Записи
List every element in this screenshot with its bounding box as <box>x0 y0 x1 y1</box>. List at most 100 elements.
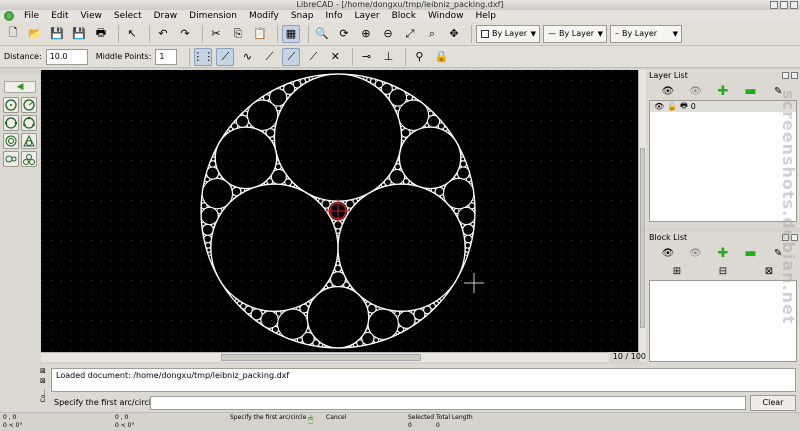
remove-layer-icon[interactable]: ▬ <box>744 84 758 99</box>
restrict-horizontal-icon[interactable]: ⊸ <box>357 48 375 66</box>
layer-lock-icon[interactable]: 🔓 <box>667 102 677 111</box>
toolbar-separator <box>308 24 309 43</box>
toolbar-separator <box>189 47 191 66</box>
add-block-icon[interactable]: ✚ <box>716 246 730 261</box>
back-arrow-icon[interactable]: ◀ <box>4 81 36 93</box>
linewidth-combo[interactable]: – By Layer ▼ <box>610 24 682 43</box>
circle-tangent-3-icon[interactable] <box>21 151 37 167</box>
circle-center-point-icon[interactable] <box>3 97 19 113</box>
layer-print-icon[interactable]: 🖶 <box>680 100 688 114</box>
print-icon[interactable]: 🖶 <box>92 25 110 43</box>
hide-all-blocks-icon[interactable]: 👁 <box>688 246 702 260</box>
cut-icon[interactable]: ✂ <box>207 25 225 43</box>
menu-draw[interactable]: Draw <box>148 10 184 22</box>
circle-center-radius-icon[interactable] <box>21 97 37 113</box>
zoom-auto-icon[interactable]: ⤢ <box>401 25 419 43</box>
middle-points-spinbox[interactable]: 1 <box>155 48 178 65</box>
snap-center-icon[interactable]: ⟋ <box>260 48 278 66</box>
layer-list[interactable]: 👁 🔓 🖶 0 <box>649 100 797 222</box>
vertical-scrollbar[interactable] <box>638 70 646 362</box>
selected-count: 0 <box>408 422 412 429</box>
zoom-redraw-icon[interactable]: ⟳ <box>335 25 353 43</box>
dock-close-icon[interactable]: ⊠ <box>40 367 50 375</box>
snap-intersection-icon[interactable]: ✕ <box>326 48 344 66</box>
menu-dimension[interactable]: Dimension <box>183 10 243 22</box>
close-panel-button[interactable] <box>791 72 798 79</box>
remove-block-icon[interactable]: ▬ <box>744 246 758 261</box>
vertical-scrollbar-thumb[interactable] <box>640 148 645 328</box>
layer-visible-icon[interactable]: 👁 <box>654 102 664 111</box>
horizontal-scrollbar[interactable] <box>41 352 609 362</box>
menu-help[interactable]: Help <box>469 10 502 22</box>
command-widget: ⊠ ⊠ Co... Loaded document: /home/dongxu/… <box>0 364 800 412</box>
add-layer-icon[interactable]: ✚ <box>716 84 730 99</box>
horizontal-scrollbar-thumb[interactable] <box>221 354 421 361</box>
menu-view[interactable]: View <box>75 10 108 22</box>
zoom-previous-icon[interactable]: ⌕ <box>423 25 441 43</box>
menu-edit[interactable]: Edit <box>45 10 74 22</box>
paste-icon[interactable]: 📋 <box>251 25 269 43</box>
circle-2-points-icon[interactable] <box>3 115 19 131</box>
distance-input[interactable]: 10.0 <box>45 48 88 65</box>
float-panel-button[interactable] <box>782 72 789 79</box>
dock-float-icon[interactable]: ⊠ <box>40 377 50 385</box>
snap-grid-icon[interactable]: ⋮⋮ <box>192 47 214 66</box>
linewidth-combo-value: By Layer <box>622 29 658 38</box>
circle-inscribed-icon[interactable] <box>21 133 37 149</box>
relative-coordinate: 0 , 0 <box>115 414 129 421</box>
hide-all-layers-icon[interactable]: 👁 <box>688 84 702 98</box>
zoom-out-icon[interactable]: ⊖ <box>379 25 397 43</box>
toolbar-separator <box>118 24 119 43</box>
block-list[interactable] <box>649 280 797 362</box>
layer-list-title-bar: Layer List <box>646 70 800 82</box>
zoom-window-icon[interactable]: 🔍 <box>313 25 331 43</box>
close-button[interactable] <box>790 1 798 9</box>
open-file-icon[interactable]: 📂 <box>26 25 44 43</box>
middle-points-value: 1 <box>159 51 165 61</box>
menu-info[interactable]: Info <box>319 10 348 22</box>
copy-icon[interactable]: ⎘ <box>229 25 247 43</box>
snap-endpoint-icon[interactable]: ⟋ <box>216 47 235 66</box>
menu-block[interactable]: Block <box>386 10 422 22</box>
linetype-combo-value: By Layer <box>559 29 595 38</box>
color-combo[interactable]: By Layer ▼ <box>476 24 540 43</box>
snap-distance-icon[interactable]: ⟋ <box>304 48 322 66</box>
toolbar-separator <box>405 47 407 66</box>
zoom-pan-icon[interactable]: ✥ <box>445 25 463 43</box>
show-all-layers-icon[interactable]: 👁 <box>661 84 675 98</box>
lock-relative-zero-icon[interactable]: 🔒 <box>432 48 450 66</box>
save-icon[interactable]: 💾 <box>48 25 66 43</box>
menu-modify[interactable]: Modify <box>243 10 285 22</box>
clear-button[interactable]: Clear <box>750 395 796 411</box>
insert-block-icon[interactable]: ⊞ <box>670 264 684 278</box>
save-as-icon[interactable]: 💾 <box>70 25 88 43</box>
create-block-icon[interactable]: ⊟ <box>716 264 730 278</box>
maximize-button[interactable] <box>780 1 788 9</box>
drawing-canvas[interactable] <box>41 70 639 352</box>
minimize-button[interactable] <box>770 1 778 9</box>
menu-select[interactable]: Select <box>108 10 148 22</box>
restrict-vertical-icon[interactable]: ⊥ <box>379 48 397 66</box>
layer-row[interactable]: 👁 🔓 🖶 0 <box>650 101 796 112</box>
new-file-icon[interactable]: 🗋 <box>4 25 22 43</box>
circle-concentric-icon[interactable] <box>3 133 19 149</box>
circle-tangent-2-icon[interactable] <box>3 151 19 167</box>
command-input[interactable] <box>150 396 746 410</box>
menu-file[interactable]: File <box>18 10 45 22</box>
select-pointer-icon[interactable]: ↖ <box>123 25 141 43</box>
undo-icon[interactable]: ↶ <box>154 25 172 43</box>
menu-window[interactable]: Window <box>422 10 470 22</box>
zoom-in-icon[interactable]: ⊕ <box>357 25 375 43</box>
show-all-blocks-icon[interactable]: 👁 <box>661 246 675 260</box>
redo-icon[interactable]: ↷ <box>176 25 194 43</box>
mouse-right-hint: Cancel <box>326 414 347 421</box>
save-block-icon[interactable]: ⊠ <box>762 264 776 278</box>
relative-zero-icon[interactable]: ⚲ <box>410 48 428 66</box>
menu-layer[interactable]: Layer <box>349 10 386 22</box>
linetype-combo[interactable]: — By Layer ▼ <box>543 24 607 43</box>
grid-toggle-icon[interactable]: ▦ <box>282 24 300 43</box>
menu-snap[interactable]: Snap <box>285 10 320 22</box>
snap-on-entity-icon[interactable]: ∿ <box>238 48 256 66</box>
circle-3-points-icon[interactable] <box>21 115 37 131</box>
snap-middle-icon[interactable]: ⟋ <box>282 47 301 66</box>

ПОСТАВЛЕННАЯ ЗАДАЧА
Перепишите все данные целиком, заменив «screenshot» на «screen capture» и сохранив всё прочее без изменений. Изображения в ответ не включайте.

ВЫПОЛНЕННОЕ ЗАДАНИЕ
List every element in this screen capture with its bounding box as <box>x0 y0 x1 y1</box>. List at most 100 elements.
remove-layer-icon[interactable]: ▬ <box>744 84 758 99</box>
restrict-horizontal-icon[interactable]: ⊸ <box>357 48 375 66</box>
layer-lock-icon[interactable]: 🔓 <box>667 102 677 111</box>
toolbar-separator <box>308 24 309 43</box>
toolbar-separator <box>189 47 191 66</box>
add-block-icon[interactable]: ✚ <box>716 246 730 261</box>
back-arrow-icon[interactable]: ◀ <box>4 81 36 93</box>
linewidth-combo[interactable]: – By Layer ▼ <box>610 24 682 43</box>
circle-tangent-3-icon[interactable] <box>21 151 37 167</box>
circle-center-point-icon[interactable] <box>3 97 19 113</box>
layer-print-icon[interactable]: 🖶 <box>680 100 688 114</box>
print-icon[interactable]: 🖶 <box>92 25 110 43</box>
hide-all-blocks-icon[interactable]: 👁 <box>688 246 702 260</box>
cut-icon[interactable]: ✂ <box>207 25 225 43</box>
menu-draw[interactable]: Draw <box>148 10 184 22</box>
circle-center-radius-icon[interactable] <box>21 97 37 113</box>
zoom-auto-icon[interactable]: ⤢ <box>401 25 419 43</box>
middle-points-spinbox[interactable]: 1 <box>155 48 178 65</box>
snap-center-icon[interactable]: ⟋ <box>260 48 278 66</box>
layer-list[interactable]: 👁 🔓 🖶 0 <box>649 100 797 222</box>
vertical-scrollbar[interactable] <box>638 70 646 362</box>
selected-count: 0 <box>408 422 412 429</box>
zoom-redraw-icon[interactable]: ⟳ <box>335 25 353 43</box>
dock-close-icon[interactable]: ⊠ <box>40 367 50 375</box>
snap-intersection-icon[interactable]: ✕ <box>326 48 344 66</box>
menu-dimension[interactable]: Dimension <box>183 10 243 22</box>
close-panel-button[interactable] <box>791 72 798 79</box>
remove-block-icon[interactable]: ▬ <box>744 246 758 261</box>
vertical-scrollbar-thumb[interactable] <box>640 148 645 328</box>
layer-visible-icon[interactable]: 👁 <box>654 102 664 111</box>
horizontal-scrollbar[interactable] <box>41 352 609 362</box>
menu-help[interactable]: Help <box>469 10 502 22</box>
command-widget: ⊠ ⊠ Co... Loaded document: /home/dongxu/… <box>0 364 800 412</box>
add-layer-icon[interactable]: ✚ <box>716 84 730 99</box>
horizontal-scrollbar-thumb[interactable] <box>221 354 421 361</box>
menu-view[interactable]: View <box>75 10 108 22</box>
zoom-previous-icon[interactable]: ⌕ <box>423 25 441 43</box>
menu-edit[interactable]: Edit <box>45 10 74 22</box>
paste-icon[interactable]: 📋 <box>251 25 269 43</box>
circle-2-points-icon[interactable] <box>3 115 19 131</box>
distance-input[interactable]: 10.0 <box>45 48 88 65</box>
float-panel-button[interactable] <box>782 72 789 79</box>
dock-float-icon[interactable]: ⊠ <box>40 377 50 385</box>
snap-grid-icon[interactable]: ⋮⋮ <box>192 47 214 66</box>
linewidth-combo-value: By Layer <box>622 29 658 38</box>
circle-inscribed-icon[interactable] <box>21 133 37 149</box>
relative-coordinate: 0 , 0 <box>115 414 129 421</box>
hide-all-layers-icon[interactable]: 👁 <box>688 84 702 98</box>
zoom-out-icon[interactable]: ⊖ <box>379 25 397 43</box>
toolbar-separator <box>118 24 119 43</box>
block-list[interactable] <box>649 280 797 362</box>
layer-list-title-bar: Layer List <box>646 70 800 82</box>
zoom-window-icon[interactable]: 🔍 <box>313 25 331 43</box>
close-button[interactable] <box>790 1 798 9</box>
open-file-icon[interactable]: 📂 <box>26 25 44 43</box>
middle-points-value: 1 <box>159 51 165 61</box>
menu-info[interactable]: Info <box>319 10 348 22</box>
copy-icon[interactable]: ⎘ <box>229 25 247 43</box>
snap-endpoint-icon[interactable]: ⟋ <box>216 47 235 66</box>
menu-block[interactable]: Block <box>386 10 422 22</box>
linetype-combo-value: By Layer <box>559 29 595 38</box>
color-combo[interactable]: By Layer ▼ <box>476 24 540 43</box>
snap-distance-icon[interactable]: ⟋ <box>304 48 322 66</box>
toolbar-separator <box>405 47 407 66</box>
zoom-pan-icon[interactable]: ✥ <box>445 25 463 43</box>
show-all-layers-icon[interactable]: 👁 <box>661 84 675 98</box>
lock-relative-zero-icon[interactable]: 🔒 <box>432 48 450 66</box>
save-icon[interactable]: 💾 <box>48 25 66 43</box>
menu-modify[interactable]: Modify <box>243 10 285 22</box>
clear-button[interactable]: Clear <box>750 395 796 411</box>
insert-block-icon[interactable]: ⊞ <box>670 264 684 278</box>
save-as-icon[interactable]: 💾 <box>70 25 88 43</box>
create-block-icon[interactable]: ⊟ <box>716 264 730 278</box>
maximize-button[interactable] <box>780 1 788 9</box>
drawing-canvas[interactable] <box>41 70 639 352</box>
minimize-button[interactable] <box>770 1 778 9</box>
menu-select[interactable]: Select <box>108 10 148 22</box>
restrict-vertical-icon[interactable]: ⊥ <box>379 48 397 66</box>
layer-row[interactable]: 👁 🔓 🖶 0 <box>650 101 796 112</box>
new-file-icon[interactable]: 🗋 <box>4 25 22 43</box>
circle-concentric-icon[interactable] <box>3 133 19 149</box>
circle-tangent-2-icon[interactable] <box>3 151 19 167</box>
command-input[interactable] <box>150 396 746 410</box>
menu-file[interactable]: File <box>18 10 45 22</box>
select-pointer-icon[interactable]: ↖ <box>123 25 141 43</box>
undo-icon[interactable]: ↶ <box>154 25 172 43</box>
menu-window[interactable]: Window <box>422 10 470 22</box>
zoom-in-icon[interactable]: ⊕ <box>357 25 375 43</box>
show-all-blocks-icon[interactable]: 👁 <box>661 246 675 260</box>
redo-icon[interactable]: ↷ <box>176 25 194 43</box>
mouse-right-hint: Cancel <box>326 414 347 421</box>
save-block-icon[interactable]: ⊠ <box>762 264 776 278</box>
relative-zero-icon[interactable]: ⚲ <box>410 48 428 66</box>
menu-layer[interactable]: Layer <box>349 10 386 22</box>
linetype-combo[interactable]: — By Layer ▼ <box>543 24 607 43</box>
grid-toggle-icon[interactable]: ▦ <box>282 24 300 43</box>
menu-snap[interactable]: Snap <box>285 10 320 22</box>
snap-on-entity-icon[interactable]: ∿ <box>238 48 256 66</box>
circle-3-points-icon[interactable] <box>21 115 37 131</box>
snap-middle-icon[interactable]: ⟋ <box>282 47 301 66</box>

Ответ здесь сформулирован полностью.